= INPUT RECORDS =
»»

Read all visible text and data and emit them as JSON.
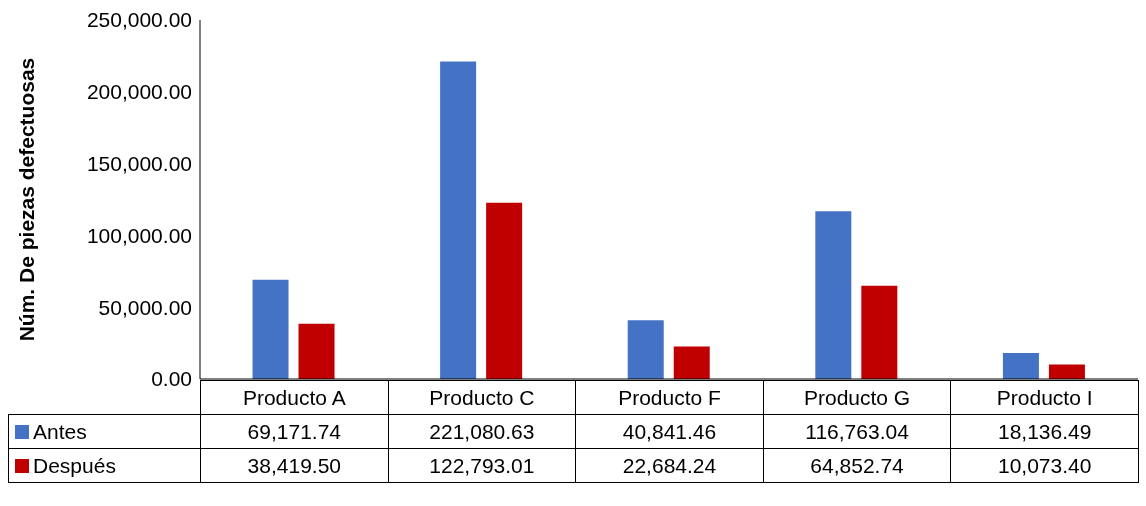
{
  "chart_data": {
    "type": "bar",
    "ylabel": "Núm. De piezas defectuosas",
    "categories": [
      "Producto A",
      "Producto C",
      "Producto F",
      "Producto G",
      "Producto I"
    ],
    "series": [
      {
        "name": "Antes",
        "color": "#4472c4",
        "values": [
          69171.74,
          221080.63,
          40841.46,
          116763.04,
          18136.49
        ],
        "value_labels": [
          "69,171.74",
          "221,080.63",
          "40,841.46",
          "116,763.04",
          "18,136.49"
        ]
      },
      {
        "name": "Después",
        "color": "#c00000",
        "values": [
          38419.5,
          122793.01,
          22684.24,
          64852.74,
          10073.4
        ],
        "value_labels": [
          "38,419.50",
          "122,793.01",
          "22,684.24",
          "64,852.74",
          "10,073.40"
        ]
      }
    ],
    "ylim": [
      0,
      250000
    ],
    "yticks": [
      {
        "value": 0,
        "label": "0.00"
      },
      {
        "value": 50000,
        "label": "50,000.00"
      },
      {
        "value": 100000,
        "label": "100,000.00"
      },
      {
        "value": 150000,
        "label": "150,000.00"
      },
      {
        "value": 200000,
        "label": "200,000.00"
      },
      {
        "value": 250000,
        "label": "250,000.00"
      }
    ],
    "grid": false,
    "legend": "bottom"
  }
}
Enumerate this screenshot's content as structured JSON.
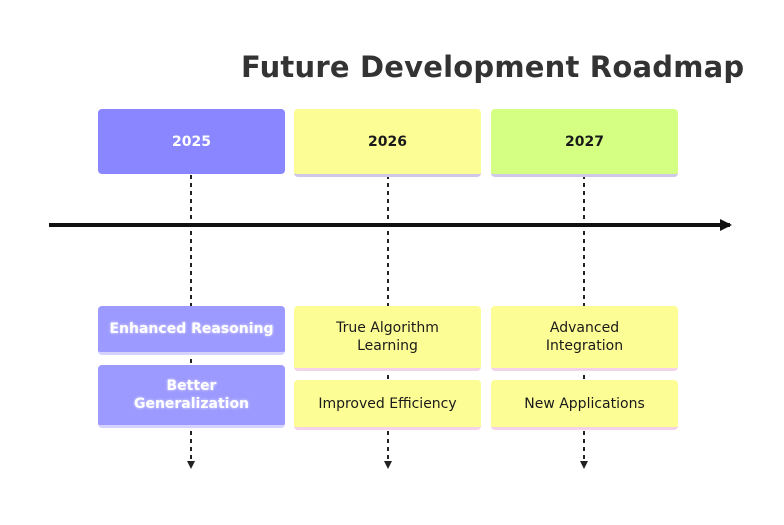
{
  "title": "Future Development Roadmap",
  "periods": [
    {
      "label": "2025",
      "events": [
        "Enhanced Reasoning",
        "Better Generalization"
      ]
    },
    {
      "label": "2026",
      "events": [
        "True Algorithm Learning",
        "Improved Efficiency"
      ]
    },
    {
      "label": "2027",
      "events": [
        "Advanced Integration",
        "New Applications"
      ]
    }
  ],
  "colors": {
    "period_2025": "#8a86ff",
    "period_2026": "#fdfd96",
    "period_2027": "#d5ff82",
    "axis": "#111111"
  }
}
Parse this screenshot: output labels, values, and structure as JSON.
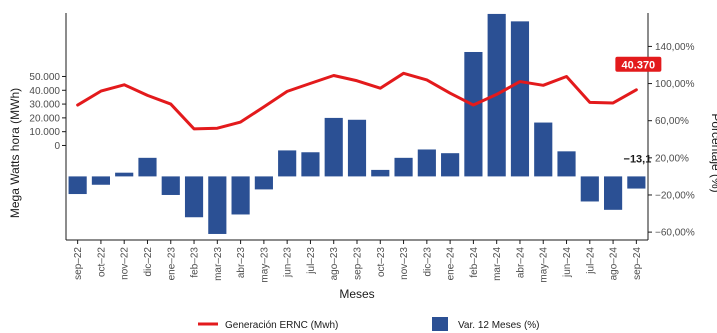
{
  "colors": {
    "line": "#e31a1c",
    "bar": "#2b5094",
    "axis": "#1a1a1a",
    "label_bg": "#e31a1c"
  },
  "chart_data": {
    "type": "bar+line",
    "xlabel": "Meses",
    "ylabel_left": "Mega Watts hora (MWh)",
    "ylabel_right": "Porcentaje (%)",
    "categories": [
      "sep–22",
      "oct–22",
      "nov–22",
      "dic–22",
      "ene–23",
      "feb–23",
      "mar–23",
      "abr–23",
      "may–23",
      "jun–23",
      "jul–23",
      "ago–23",
      "sep–23",
      "oct–23",
      "nov–23",
      "dic–23",
      "ene–24",
      "feb–24",
      "mar–24",
      "abr–24",
      "may–24",
      "jun–24",
      "jul–24",
      "ago–24",
      "sep–24"
    ],
    "left_ticks": [
      {
        "v": 0,
        "label": "0"
      },
      {
        "v": 10000,
        "label": "10.000"
      },
      {
        "v": 20000,
        "label": "20.000"
      },
      {
        "v": 30000,
        "label": "30.000"
      },
      {
        "v": 40000,
        "label": "40.000"
      },
      {
        "v": 50000,
        "label": "50.000"
      }
    ],
    "right_ticks": [
      {
        "v": -60,
        "label": "−60,00%"
      },
      {
        "v": -20,
        "label": "−20,00%"
      },
      {
        "v": 20,
        "label": "20,00%"
      },
      {
        "v": 60,
        "label": "60,00%"
      },
      {
        "v": 100,
        "label": "100,00%"
      },
      {
        "v": 140,
        "label": "140,00%"
      }
    ],
    "left_range": [
      -68500,
      96000
    ],
    "right_range": [
      -68.5,
      176
    ],
    "series": [
      {
        "name": "Generación ERNC (Mwh)",
        "type": "line",
        "axis": "left",
        "values": [
          29300,
          39400,
          44000,
          36300,
          30000,
          12000,
          12500,
          17000,
          28000,
          39200,
          45000,
          50700,
          46900,
          41500,
          52300,
          47500,
          37900,
          29300,
          37000,
          46300,
          43600,
          50000,
          31200,
          30800,
          40370
        ]
      },
      {
        "name": "Var. 12 Meses (%)",
        "type": "bar",
        "axis": "right",
        "values": [
          -19,
          -9,
          4,
          20,
          -20,
          -44,
          -62,
          -41,
          -14,
          28,
          26,
          63,
          61,
          7,
          20,
          29,
          25,
          134,
          175,
          167,
          58,
          27,
          -27,
          -36,
          -13.1
        ]
      }
    ],
    "annotations": {
      "last_line_value": "40.370",
      "last_bar_value": "−13,1"
    },
    "legend_position": "bottom",
    "grid": false
  }
}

««

= PROBLEM STATEMENT =
Copy out each line of the records that holds the string "this".

= RESULT OF THE TASK =
Enumerate this screenshot's content as structured JSON.
Parse this screenshot: output labels, values, and structure as JSON.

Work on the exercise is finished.